#### Working data:
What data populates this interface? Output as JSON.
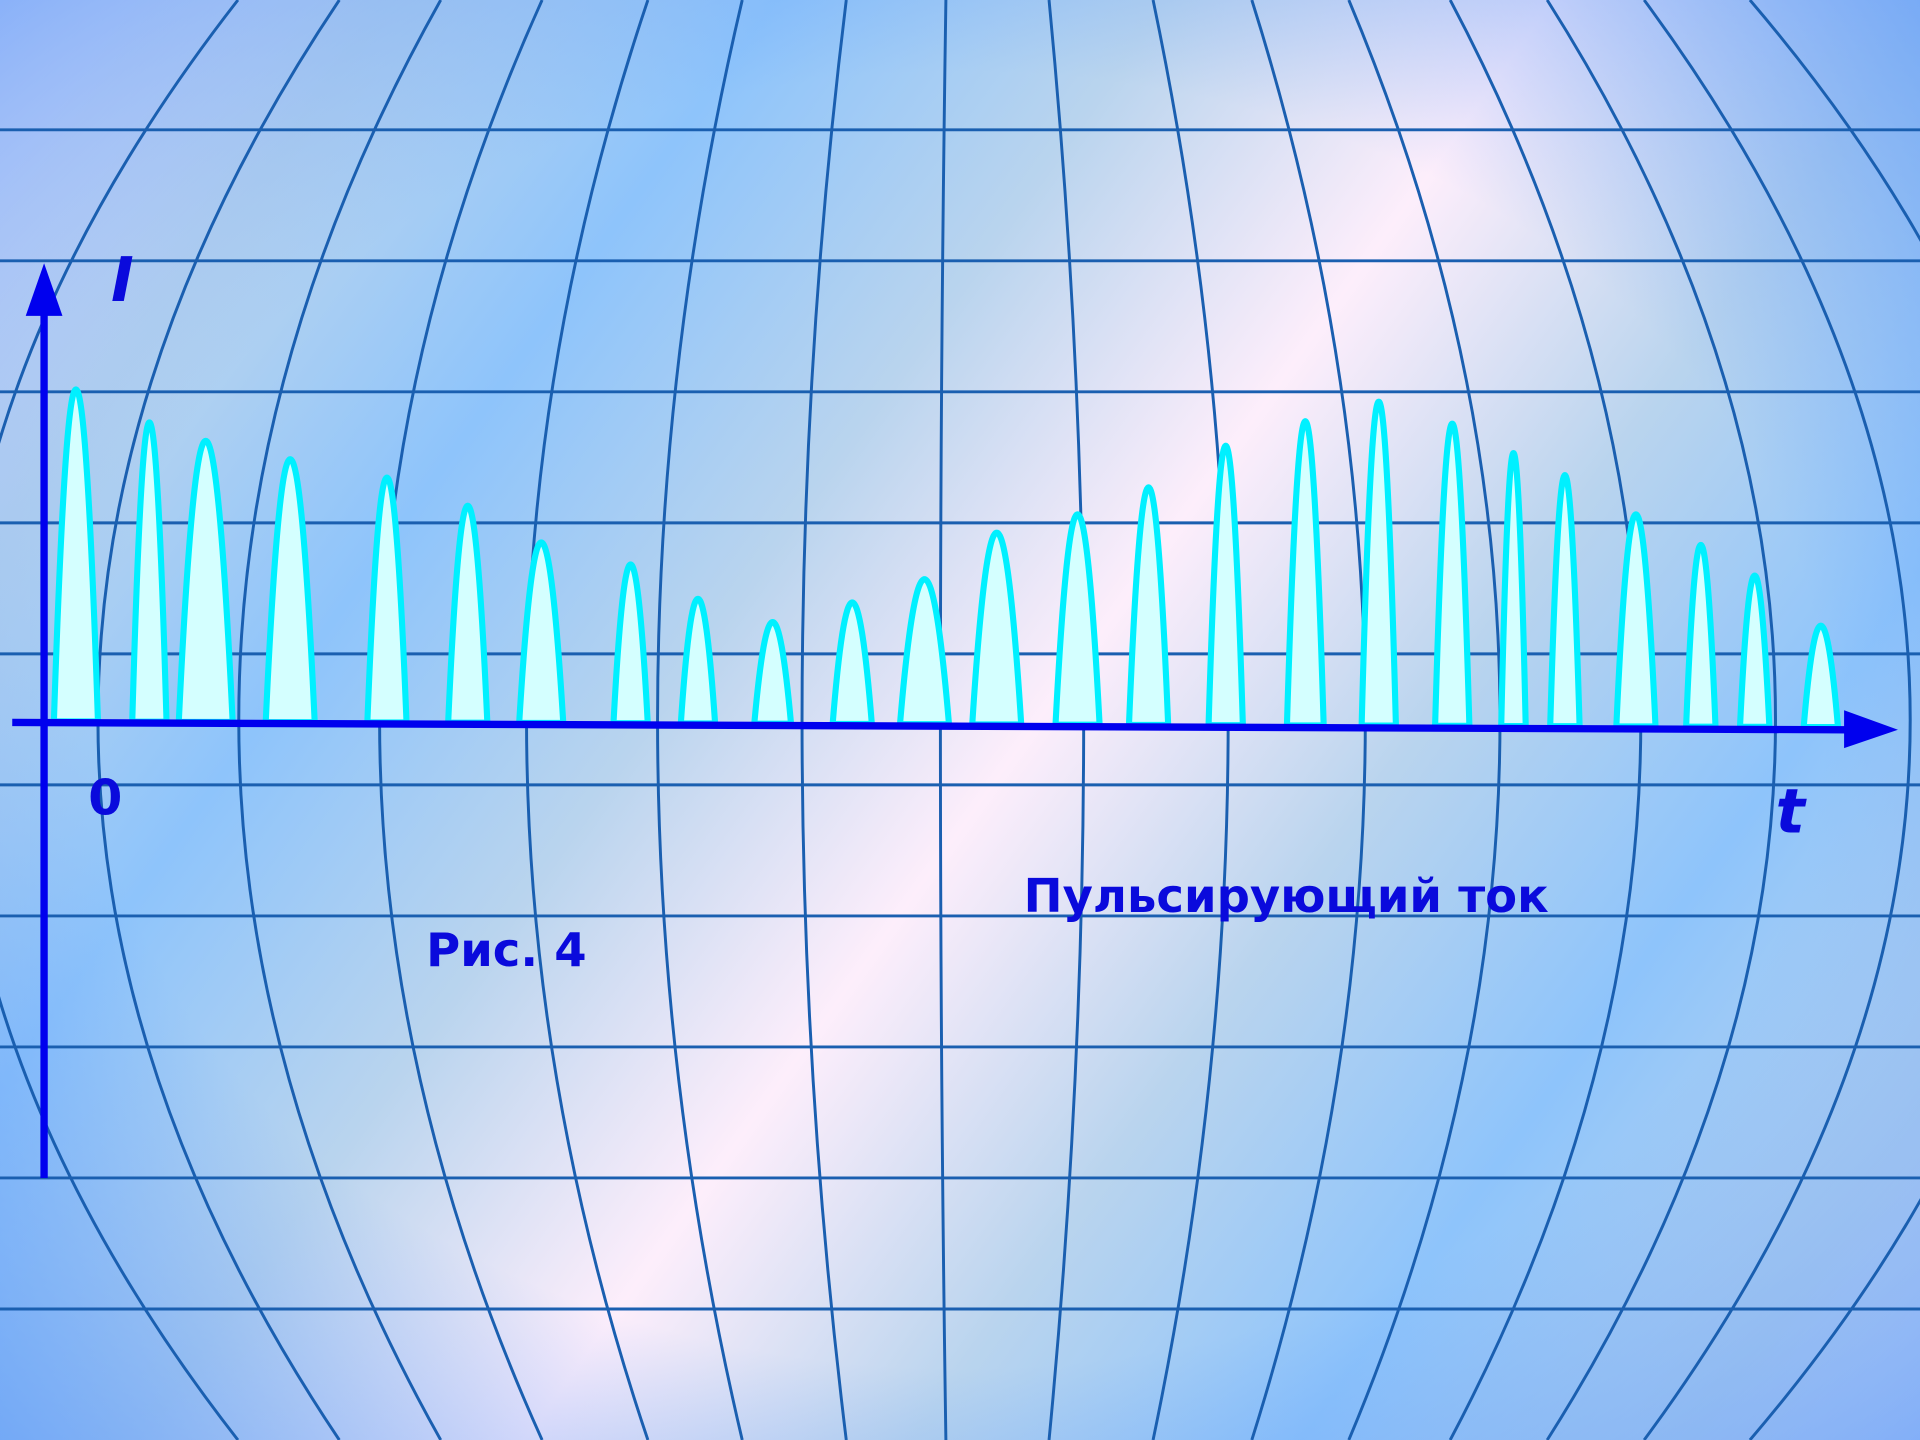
{
  "axes": {
    "y_label": "I",
    "origin_label": "0",
    "x_label": "t"
  },
  "title": "Пульсирующий ток",
  "caption": "Рис. 4"
}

#### Problem to work on:
Exactly as written, return every line of the listing, but not the pictures.

#### Exercise solution:
What data populates this interface? Output as JSON.
{
  "axes": {
    "y_label": "I",
    "origin_label": "0",
    "x_label": "t"
  },
  "title": "Пульсирующий ток",
  "caption": "Рис. 4"
}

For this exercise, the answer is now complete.